Saved data entries:
▼
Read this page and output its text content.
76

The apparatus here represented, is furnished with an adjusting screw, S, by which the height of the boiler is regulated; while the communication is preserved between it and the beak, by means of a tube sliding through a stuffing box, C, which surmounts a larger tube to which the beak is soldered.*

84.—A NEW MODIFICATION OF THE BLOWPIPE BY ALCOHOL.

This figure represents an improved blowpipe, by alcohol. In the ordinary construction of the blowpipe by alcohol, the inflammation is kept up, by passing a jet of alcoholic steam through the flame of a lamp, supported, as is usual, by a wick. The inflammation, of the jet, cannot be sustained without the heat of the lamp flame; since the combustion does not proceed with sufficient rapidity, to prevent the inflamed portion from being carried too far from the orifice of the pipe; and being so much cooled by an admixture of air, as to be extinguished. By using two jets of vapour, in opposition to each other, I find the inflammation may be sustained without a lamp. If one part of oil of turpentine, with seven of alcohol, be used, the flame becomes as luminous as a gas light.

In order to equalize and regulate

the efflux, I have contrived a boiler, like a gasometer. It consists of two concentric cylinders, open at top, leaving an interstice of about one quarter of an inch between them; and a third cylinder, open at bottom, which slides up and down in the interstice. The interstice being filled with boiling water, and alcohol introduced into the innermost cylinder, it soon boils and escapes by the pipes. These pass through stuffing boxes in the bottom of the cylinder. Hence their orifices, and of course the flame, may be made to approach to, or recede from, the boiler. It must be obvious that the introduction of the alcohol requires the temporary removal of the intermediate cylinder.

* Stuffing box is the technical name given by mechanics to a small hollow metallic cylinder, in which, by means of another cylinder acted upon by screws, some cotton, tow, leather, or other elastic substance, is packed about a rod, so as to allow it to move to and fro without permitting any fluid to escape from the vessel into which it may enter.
▲
Extract every record and return it verbatim.

Read this page and output its text content.
76

The apparatus here represented, is furnished with an adjusting screw, S, by which the height of the boiler is regulated; while the communication is preserved between it and the beak, by means of a tube sliding through a stuffing box, C, which surmounts a larger tube to which the beak is soldered.*

84.—A NEW MODIFICATION OF THE BLOWPIPE BY ALCOHOL.

This figure represents an improved blowpipe, by alcohol. In the ordinary construction of the blowpipe by alcohol, the inflammation is kept up, by passing a jet of alcoholic steam through the flame of a lamp, supported, as is usual, by a wick. The inflammation, of the jet, cannot be sustained without the heat of the lamp flame; since the combustion does not proceed with sufficient rapidity, to prevent the inflamed portion from being carried too far from the orifice of the pipe; and being so much cooled by an admixture of air, as to be extinguished. By using two jets of vapour, in opposition to each other, I find the inflammation may be sustained without a lamp. If one part of oil of turpentine, with seven of alcohol, be used, the flame becomes as luminous as a gas light.

In order to equalize and regulate

the efflux, I have contrived a boiler, like a gasometer. It consists of two concentric cylinders, open at top, leaving an interstice of about one quarter of an inch between them; and a third cylinder, open at bottom, which slides up and down in the interstice. The interstice being filled with boiling water, and alcohol introduced into the innermost cylinder, it soon boils and escapes by the pipes. These pass through stuffing boxes in the bottom of the cylinder. Hence their orifices, and of course the flame, may be made to approach to, or recede from, the boiler. It must be obvious that the introduction of the alcohol requires the temporary removal of the intermediate cylinder.

* Stuffing box is the technical name given by mechanics to a small hollow metallic cylinder, in which, by means of another cylinder acted upon by screws, some cotton, tow, leather, or other elastic substance, is packed about a rod, so as to allow it to move to and fro without permitting any fluid to escape from the vessel into which it may enter.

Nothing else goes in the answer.